EXERCISE AIM: Reproduce the listing exactly and skip over any pictures.

THE DATA:

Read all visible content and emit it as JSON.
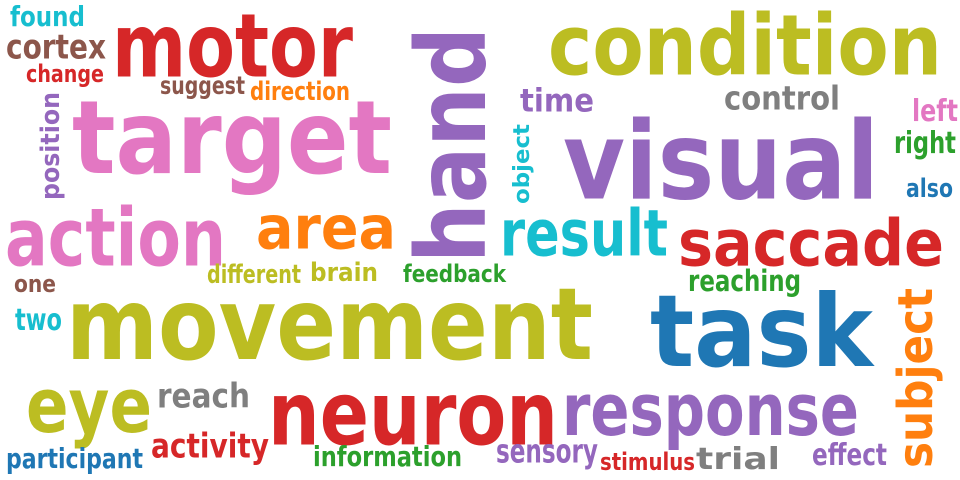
{
  "palette": {
    "olive": "#bcbd22",
    "red": "#d62728",
    "purple": "#9467bd",
    "pink": "#e377c2",
    "blue": "#1f77b4",
    "cyan": "#17becf",
    "orange": "#ff7f0e",
    "green": "#2ca02c",
    "gray": "#7f7f7f",
    "brown": "#8c564b"
  },
  "words": [
    {
      "text": "movement",
      "weight": 1.0,
      "color": "olive"
    },
    {
      "text": "visual",
      "weight": 0.8,
      "color": "purple"
    },
    {
      "text": "target",
      "weight": 0.78,
      "color": "pink"
    },
    {
      "text": "task",
      "weight": 0.78,
      "color": "blue"
    },
    {
      "text": "hand",
      "weight": 0.72,
      "color": "purple"
    },
    {
      "text": "condition",
      "weight": 0.68,
      "color": "olive"
    },
    {
      "text": "neuron",
      "weight": 0.68,
      "color": "red"
    },
    {
      "text": "motor",
      "weight": 0.66,
      "color": "red"
    },
    {
      "text": "action",
      "weight": 0.6,
      "color": "pink"
    },
    {
      "text": "response",
      "weight": 0.58,
      "color": "purple"
    },
    {
      "text": "eye",
      "weight": 0.56,
      "color": "olive"
    },
    {
      "text": "saccade",
      "weight": 0.5,
      "color": "red"
    },
    {
      "text": "result",
      "weight": 0.48,
      "color": "cyan"
    },
    {
      "text": "area",
      "weight": 0.48,
      "color": "orange"
    },
    {
      "text": "subject",
      "weight": 0.44,
      "color": "orange"
    },
    {
      "text": "activity",
      "weight": 0.3,
      "color": "red"
    },
    {
      "text": "reach",
      "weight": 0.3,
      "color": "gray"
    },
    {
      "text": "control",
      "weight": 0.28,
      "color": "gray"
    },
    {
      "text": "time",
      "weight": 0.28,
      "color": "purple"
    },
    {
      "text": "cortex",
      "weight": 0.27,
      "color": "brown"
    },
    {
      "text": "effect",
      "weight": 0.25,
      "color": "purple"
    },
    {
      "text": "sensory",
      "weight": 0.25,
      "color": "purple"
    },
    {
      "text": "participant",
      "weight": 0.24,
      "color": "blue"
    },
    {
      "text": "information",
      "weight": 0.24,
      "color": "green"
    },
    {
      "text": "reaching",
      "weight": 0.24,
      "color": "green"
    },
    {
      "text": "trial",
      "weight": 0.24,
      "color": "gray"
    },
    {
      "text": "right",
      "weight": 0.24,
      "color": "green"
    },
    {
      "text": "left",
      "weight": 0.24,
      "color": "pink"
    },
    {
      "text": "found",
      "weight": 0.22,
      "color": "cyan"
    },
    {
      "text": "position",
      "weight": 0.22,
      "color": "purple"
    },
    {
      "text": "brain",
      "weight": 0.22,
      "color": "olive"
    },
    {
      "text": "object",
      "weight": 0.21,
      "color": "cyan"
    },
    {
      "text": "stimulus",
      "weight": 0.21,
      "color": "red"
    },
    {
      "text": "direction",
      "weight": 0.2,
      "color": "orange"
    },
    {
      "text": "two",
      "weight": 0.2,
      "color": "cyan"
    },
    {
      "text": "different",
      "weight": 0.2,
      "color": "olive"
    },
    {
      "text": "feedback",
      "weight": 0.2,
      "color": "green"
    },
    {
      "text": "suggest",
      "weight": 0.19,
      "color": "brown"
    },
    {
      "text": "change",
      "weight": 0.19,
      "color": "red"
    },
    {
      "text": "also",
      "weight": 0.19,
      "color": "blue"
    },
    {
      "text": "one",
      "weight": 0.19,
      "color": "brown"
    }
  ]
}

SOLVED EXERCISE:
Read all visible content and emit it as JSON.
{
  "palette": {
    "olive": "#bcbd22",
    "red": "#d62728",
    "purple": "#9467bd",
    "pink": "#e377c2",
    "blue": "#1f77b4",
    "cyan": "#17becf",
    "orange": "#ff7f0e",
    "green": "#2ca02c",
    "gray": "#7f7f7f",
    "brown": "#8c564b"
  },
  "words": [
    {
      "text": "movement",
      "weight": 1.0,
      "color": "olive"
    },
    {
      "text": "visual",
      "weight": 0.8,
      "color": "purple"
    },
    {
      "text": "target",
      "weight": 0.78,
      "color": "pink"
    },
    {
      "text": "task",
      "weight": 0.78,
      "color": "blue"
    },
    {
      "text": "hand",
      "weight": 0.72,
      "color": "purple"
    },
    {
      "text": "condition",
      "weight": 0.68,
      "color": "olive"
    },
    {
      "text": "neuron",
      "weight": 0.68,
      "color": "red"
    },
    {
      "text": "motor",
      "weight": 0.66,
      "color": "red"
    },
    {
      "text": "action",
      "weight": 0.6,
      "color": "pink"
    },
    {
      "text": "response",
      "weight": 0.58,
      "color": "purple"
    },
    {
      "text": "eye",
      "weight": 0.56,
      "color": "olive"
    },
    {
      "text": "saccade",
      "weight": 0.5,
      "color": "red"
    },
    {
      "text": "result",
      "weight": 0.48,
      "color": "cyan"
    },
    {
      "text": "area",
      "weight": 0.48,
      "color": "orange"
    },
    {
      "text": "subject",
      "weight": 0.44,
      "color": "orange"
    },
    {
      "text": "activity",
      "weight": 0.3,
      "color": "red"
    },
    {
      "text": "reach",
      "weight": 0.3,
      "color": "gray"
    },
    {
      "text": "control",
      "weight": 0.28,
      "color": "gray"
    },
    {
      "text": "time",
      "weight": 0.28,
      "color": "purple"
    },
    {
      "text": "cortex",
      "weight": 0.27,
      "color": "brown"
    },
    {
      "text": "effect",
      "weight": 0.25,
      "color": "purple"
    },
    {
      "text": "sensory",
      "weight": 0.25,
      "color": "purple"
    },
    {
      "text": "participant",
      "weight": 0.24,
      "color": "blue"
    },
    {
      "text": "information",
      "weight": 0.24,
      "color": "green"
    },
    {
      "text": "reaching",
      "weight": 0.24,
      "color": "green"
    },
    {
      "text": "trial",
      "weight": 0.24,
      "color": "gray"
    },
    {
      "text": "right",
      "weight": 0.24,
      "color": "green"
    },
    {
      "text": "left",
      "weight": 0.24,
      "color": "pink"
    },
    {
      "text": "found",
      "weight": 0.22,
      "color": "cyan"
    },
    {
      "text": "position",
      "weight": 0.22,
      "color": "purple"
    },
    {
      "text": "brain",
      "weight": 0.22,
      "color": "olive"
    },
    {
      "text": "object",
      "weight": 0.21,
      "color": "cyan"
    },
    {
      "text": "stimulus",
      "weight": 0.21,
      "color": "red"
    },
    {
      "text": "direction",
      "weight": 0.2,
      "color": "orange"
    },
    {
      "text": "two",
      "weight": 0.2,
      "color": "cyan"
    },
    {
      "text": "different",
      "weight": 0.2,
      "color": "olive"
    },
    {
      "text": "feedback",
      "weight": 0.2,
      "color": "green"
    },
    {
      "text": "suggest",
      "weight": 0.19,
      "color": "brown"
    },
    {
      "text": "change",
      "weight": 0.19,
      "color": "red"
    },
    {
      "text": "also",
      "weight": 0.19,
      "color": "blue"
    },
    {
      "text": "one",
      "weight": 0.19,
      "color": "brown"
    }
  ]
}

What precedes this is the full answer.